- **Page excerpt**
Top Titles of 2015

girlonthetrain tidyingup faultinourstars wimpykidlonghaul

JMRL has had a busy year with over a million patron visits and 1,539,623 materials lent out from January to November. Here are the books that were checked out the most in 2015:

 

ADULT FICTION

  1. The Girl on the Train by Paula Hawkins – Obsessively watching a breakfasting couple every day to escape the pain of her losses, Rachel witnesses a shocking event that inextricably entangles her in the lives of strangers.
  1. All the Light we Cannot See by Anthony Doerr – A blind French girl on the run from the German occupation and a German orphan-turned-Resistance tracker struggle with respective beliefs after meeting on the Brittany coast.
  1. Gray Mountain by John Grisham – Losing her job at New York City’s largest law firm in the weeks after the collapse of Lehman Brothers, Samantha becomes an unpaid intern in a small Appalachian community where she stumbles upon dangerous secrets.

 

ADULT NONFICTION

  1. The Life-Changing Magic of Tidying Up: The Japanese Art of Decluttering and Organizing by Marie Kondo – Presents a guide to cleaning and organizing a living space, discussing best methods for decluttering and the impact that an organized home can have on mood and physical and mental health.
  1. Being Mortal: Medicine and What Matters in the End by Atul Gawande – A prominent surgeon argues against modern medical practices that extend life at the expense of quality of life while isolating the dying, outlining suggestions for freer, more fulfilling approaches to death that enable more dignified and comfortable choices.
  1. Dead Wake: The Last Crossing of the Lusitania by Erik Larson – A chronicle of the sinking of the Lusitania discusses the factors that led to the tragedy and the contributions of such figures as Woodrow Wilson, bookseller Charles Lauriat, and architect Theodate Pope Riddle.

 

YOUNG ADULT FICTION

  1. The Fault in Our Stars by John Green – Despite the medical miracle that has bought her a few more years, Hazel has never been anything but terminal, but when Augustus Waters suddenly appears at the Cancer Kid Support Group, Hazel’s story is about to be rewritten.
  1. Paper Towns by John Green – High school senior Quentin “Q” Jacobsen basks in the predictable boringness of his life until the beautiful and exciting Margo Roth Spiegelman, his neighbor and classmate, takes him on a midnight adventure and then disappears.
  1. If I Stay by Gayle Forman – While in a coma following an automobile accident that killed her parents and younger brother, seventeen-year-old Mia, a gifted cellist, weighs whether to live with her grief or join her family in death.

 

JUVENILE FICTION

  1. Diary of a Wimpy Kid: The Long Haul by Jeff Kinney – The Heffley family road trip starts off full of promise, then quickly takes several wrong turns, but even the worst road trip can turn into an adventure, and this is one the Heffleys will not soon forget.
  1. El Deafo by Cece Bell – The author recounts in graphic novel format her experiences with hearing loss at a young age, including using a bulky hearing aid, learning how to lip read, and determining her “superpower.”
  1. Diary of a Wimpy Kid: Rodrick Rules by Jeff Kinney – Greg Heffley tells about his summer vacation and his attempts, after his return to middle school, to keep his older brother Rodrick from telling everyone about Greg’s most humiliating experience of the summer.

- **Action item**
According to the top-titles list, how many materials did JMRL lend out from January to November? The records that come next are separate material and are unrelated to the top-titles list.

(Data records)
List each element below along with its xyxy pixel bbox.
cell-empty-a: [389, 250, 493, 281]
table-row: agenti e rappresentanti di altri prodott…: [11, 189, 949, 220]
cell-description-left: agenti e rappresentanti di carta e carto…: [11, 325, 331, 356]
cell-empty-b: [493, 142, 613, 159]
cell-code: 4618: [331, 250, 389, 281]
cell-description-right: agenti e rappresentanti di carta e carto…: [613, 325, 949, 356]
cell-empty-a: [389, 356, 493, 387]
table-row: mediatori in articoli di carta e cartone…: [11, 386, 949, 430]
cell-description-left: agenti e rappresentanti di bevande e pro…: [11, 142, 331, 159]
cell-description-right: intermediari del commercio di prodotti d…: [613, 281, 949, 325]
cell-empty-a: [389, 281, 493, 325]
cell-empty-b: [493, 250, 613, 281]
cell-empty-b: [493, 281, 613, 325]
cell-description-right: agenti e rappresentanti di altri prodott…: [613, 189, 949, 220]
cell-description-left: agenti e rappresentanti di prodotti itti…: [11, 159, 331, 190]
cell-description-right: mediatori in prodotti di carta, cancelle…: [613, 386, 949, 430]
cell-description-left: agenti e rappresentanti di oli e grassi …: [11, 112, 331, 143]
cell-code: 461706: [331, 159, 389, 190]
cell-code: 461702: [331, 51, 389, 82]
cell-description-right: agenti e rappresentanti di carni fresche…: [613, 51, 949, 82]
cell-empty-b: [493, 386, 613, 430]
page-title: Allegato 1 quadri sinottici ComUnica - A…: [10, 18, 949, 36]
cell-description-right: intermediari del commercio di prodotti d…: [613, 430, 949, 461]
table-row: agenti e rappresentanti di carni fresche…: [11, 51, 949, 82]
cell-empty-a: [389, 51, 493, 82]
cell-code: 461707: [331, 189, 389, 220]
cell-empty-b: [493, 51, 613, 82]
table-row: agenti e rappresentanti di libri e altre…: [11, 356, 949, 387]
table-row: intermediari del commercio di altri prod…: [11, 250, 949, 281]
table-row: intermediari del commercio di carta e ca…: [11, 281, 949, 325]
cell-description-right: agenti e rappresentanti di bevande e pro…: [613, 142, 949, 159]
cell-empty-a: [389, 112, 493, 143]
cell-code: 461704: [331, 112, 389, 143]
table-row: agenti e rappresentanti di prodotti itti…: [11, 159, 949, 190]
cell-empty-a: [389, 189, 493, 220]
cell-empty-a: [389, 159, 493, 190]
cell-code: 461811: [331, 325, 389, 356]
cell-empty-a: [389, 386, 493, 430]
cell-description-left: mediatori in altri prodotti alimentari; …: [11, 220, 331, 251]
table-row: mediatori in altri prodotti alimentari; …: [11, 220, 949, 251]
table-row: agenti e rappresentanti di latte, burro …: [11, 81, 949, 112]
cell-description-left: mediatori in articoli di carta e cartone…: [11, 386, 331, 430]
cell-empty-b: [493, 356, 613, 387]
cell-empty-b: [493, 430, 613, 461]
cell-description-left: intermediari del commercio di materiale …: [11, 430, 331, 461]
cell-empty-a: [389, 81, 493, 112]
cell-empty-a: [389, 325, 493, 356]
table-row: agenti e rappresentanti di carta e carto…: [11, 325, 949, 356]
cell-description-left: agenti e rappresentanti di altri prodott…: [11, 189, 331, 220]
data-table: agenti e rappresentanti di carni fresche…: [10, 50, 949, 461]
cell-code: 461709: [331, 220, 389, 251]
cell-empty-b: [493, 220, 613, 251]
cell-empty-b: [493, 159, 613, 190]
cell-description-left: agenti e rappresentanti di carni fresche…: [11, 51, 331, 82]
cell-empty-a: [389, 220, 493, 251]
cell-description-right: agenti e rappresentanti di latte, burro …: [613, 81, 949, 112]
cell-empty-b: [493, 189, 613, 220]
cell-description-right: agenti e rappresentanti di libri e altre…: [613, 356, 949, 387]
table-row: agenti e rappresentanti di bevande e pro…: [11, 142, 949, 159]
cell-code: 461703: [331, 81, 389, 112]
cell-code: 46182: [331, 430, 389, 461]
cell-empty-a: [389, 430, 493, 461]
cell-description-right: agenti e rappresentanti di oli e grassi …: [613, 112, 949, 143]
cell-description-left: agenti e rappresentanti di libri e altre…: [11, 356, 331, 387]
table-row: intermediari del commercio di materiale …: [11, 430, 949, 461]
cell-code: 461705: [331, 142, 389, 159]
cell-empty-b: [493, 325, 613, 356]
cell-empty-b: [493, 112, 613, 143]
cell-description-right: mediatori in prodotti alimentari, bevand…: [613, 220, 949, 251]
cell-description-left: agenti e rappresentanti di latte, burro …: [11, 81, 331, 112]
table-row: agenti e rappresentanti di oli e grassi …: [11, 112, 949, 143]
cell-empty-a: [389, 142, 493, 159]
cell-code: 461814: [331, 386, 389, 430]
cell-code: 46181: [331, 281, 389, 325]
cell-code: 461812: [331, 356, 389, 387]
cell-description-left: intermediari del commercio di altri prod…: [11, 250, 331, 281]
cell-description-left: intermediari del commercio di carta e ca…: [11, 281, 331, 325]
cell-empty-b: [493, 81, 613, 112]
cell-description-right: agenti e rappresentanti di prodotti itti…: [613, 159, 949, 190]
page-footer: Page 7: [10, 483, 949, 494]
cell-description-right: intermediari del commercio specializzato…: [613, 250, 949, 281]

- **Response area**
1,539,623